Copy the data that follows exactly. Include no pictures.

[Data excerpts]
---+---

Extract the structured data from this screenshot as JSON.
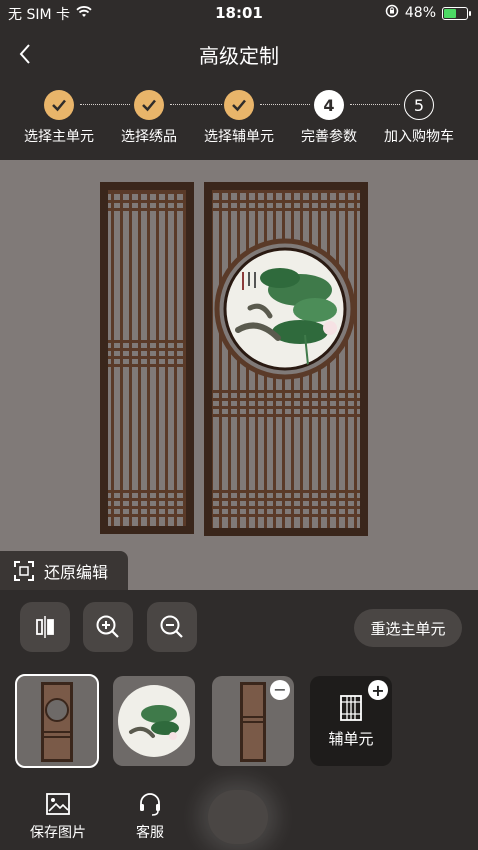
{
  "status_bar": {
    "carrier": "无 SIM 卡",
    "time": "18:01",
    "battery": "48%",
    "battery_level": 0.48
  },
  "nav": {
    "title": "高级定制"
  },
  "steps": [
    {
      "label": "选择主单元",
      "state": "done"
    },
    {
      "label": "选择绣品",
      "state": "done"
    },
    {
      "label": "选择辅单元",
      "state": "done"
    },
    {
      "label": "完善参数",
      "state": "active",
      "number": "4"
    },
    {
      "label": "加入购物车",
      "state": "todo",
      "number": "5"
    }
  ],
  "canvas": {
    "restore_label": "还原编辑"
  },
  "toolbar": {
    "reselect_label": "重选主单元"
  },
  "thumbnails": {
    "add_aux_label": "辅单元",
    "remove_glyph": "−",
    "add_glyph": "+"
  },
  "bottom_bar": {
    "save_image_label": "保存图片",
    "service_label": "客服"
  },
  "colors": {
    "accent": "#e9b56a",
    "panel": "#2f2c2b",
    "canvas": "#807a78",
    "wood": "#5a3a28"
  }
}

---+---

# SOLUTION FOR THIS PROBLEM
Extract the structured data from this screenshot as JSON.
{
  "status_bar": {
    "carrier": "无 SIM 卡",
    "time": "18:01",
    "battery": "48%",
    "battery_level": 0.48
  },
  "nav": {
    "title": "高级定制"
  },
  "steps": [
    {
      "label": "选择主单元",
      "state": "done"
    },
    {
      "label": "选择绣品",
      "state": "done"
    },
    {
      "label": "选择辅单元",
      "state": "done"
    },
    {
      "label": "完善参数",
      "state": "active",
      "number": "4"
    },
    {
      "label": "加入购物车",
      "state": "todo",
      "number": "5"
    }
  ],
  "canvas": {
    "restore_label": "还原编辑"
  },
  "toolbar": {
    "reselect_label": "重选主单元"
  },
  "thumbnails": {
    "add_aux_label": "辅单元",
    "remove_glyph": "−",
    "add_glyph": "+"
  },
  "bottom_bar": {
    "save_image_label": "保存图片",
    "service_label": "客服"
  },
  "colors": {
    "accent": "#e9b56a",
    "panel": "#2f2c2b",
    "canvas": "#807a78",
    "wood": "#5a3a28"
  }
}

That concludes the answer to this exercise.